Stored data:
______
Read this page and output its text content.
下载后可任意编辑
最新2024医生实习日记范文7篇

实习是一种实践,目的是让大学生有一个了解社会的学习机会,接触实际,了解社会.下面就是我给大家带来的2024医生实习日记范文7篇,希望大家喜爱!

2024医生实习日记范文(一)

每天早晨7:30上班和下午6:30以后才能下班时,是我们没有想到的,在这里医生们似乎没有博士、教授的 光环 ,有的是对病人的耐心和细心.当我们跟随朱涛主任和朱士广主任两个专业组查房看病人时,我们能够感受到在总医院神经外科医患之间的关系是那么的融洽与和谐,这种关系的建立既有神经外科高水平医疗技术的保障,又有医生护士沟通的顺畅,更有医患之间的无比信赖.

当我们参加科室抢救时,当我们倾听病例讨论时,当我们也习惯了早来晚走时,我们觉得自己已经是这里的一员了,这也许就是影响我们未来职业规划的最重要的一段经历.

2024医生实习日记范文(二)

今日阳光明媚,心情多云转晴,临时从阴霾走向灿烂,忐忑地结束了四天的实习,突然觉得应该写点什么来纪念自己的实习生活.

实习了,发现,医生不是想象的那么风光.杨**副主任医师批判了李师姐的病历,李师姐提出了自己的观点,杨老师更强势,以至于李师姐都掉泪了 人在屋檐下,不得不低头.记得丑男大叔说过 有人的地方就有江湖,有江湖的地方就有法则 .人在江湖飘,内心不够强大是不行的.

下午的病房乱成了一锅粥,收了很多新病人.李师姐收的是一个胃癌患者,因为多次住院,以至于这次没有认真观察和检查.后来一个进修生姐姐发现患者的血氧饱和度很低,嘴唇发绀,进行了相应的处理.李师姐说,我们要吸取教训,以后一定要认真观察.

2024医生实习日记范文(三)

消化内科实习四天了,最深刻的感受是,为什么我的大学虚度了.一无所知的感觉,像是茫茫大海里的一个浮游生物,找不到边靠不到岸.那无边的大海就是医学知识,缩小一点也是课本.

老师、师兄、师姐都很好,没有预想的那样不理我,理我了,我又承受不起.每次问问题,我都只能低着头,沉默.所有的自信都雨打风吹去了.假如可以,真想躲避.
______
Given request =
Write every line of the material above again, exactly.

In response =
Read this page and output its text content.
下载后可任意编辑
最新2024医生实习日记范文7篇

实习是一种实践,目的是让大学生有一个了解社会的学习机会,接触实际,了解社会.下面就是我给大家带来的2024医生实习日记范文7篇,希望大家喜爱!

2024医生实习日记范文(一)

每天早晨7:30上班和下午6:30以后才能下班时,是我们没有想到的,在这里医生们似乎没有博士、教授的 光环 ,有的是对病人的耐心和细心.当我们跟随朱涛主任和朱士广主任两个专业组查房看病人时,我们能够感受到在总医院神经外科医患之间的关系是那么的融洽与和谐,这种关系的建立既有神经外科高水平医疗技术的保障,又有医生护士沟通的顺畅,更有医患之间的无比信赖.

当我们参加科室抢救时,当我们倾听病例讨论时,当我们也习惯了早来晚走时,我们觉得自己已经是这里的一员了,这也许就是影响我们未来职业规划的最重要的一段经历.

2024医生实习日记范文(二)

今日阳光明媚,心情多云转晴,临时从阴霾走向灿烂,忐忑地结束了四天的实习,突然觉得应该写点什么来纪念自己的实习生活.

实习了,发现,医生不是想象的那么风光.杨**副主任医师批判了李师姐的病历,李师姐提出了自己的观点,杨老师更强势,以至于李师姐都掉泪了 人在屋檐下,不得不低头.记得丑男大叔说过 有人的地方就有江湖,有江湖的地方就有法则 .人在江湖飘,内心不够强大是不行的.

下午的病房乱成了一锅粥,收了很多新病人.李师姐收的是一个胃癌患者,因为多次住院,以至于这次没有认真观察和检查.后来一个进修生姐姐发现患者的血氧饱和度很低,嘴唇发绀,进行了相应的处理.李师姐说,我们要吸取教训,以后一定要认真观察.

2024医生实习日记范文(三)

消化内科实习四天了,最深刻的感受是,为什么我的大学虚度了.一无所知的感觉,像是茫茫大海里的一个浮游生物,找不到边靠不到岸.那无边的大海就是医学知识,缩小一点也是课本.

老师、师兄、师姐都很好,没有预想的那样不理我,理我了,我又承受不起.每次问问题,我都只能低着头,沉默.所有的自信都雨打风吹去了.假如可以,真想躲避.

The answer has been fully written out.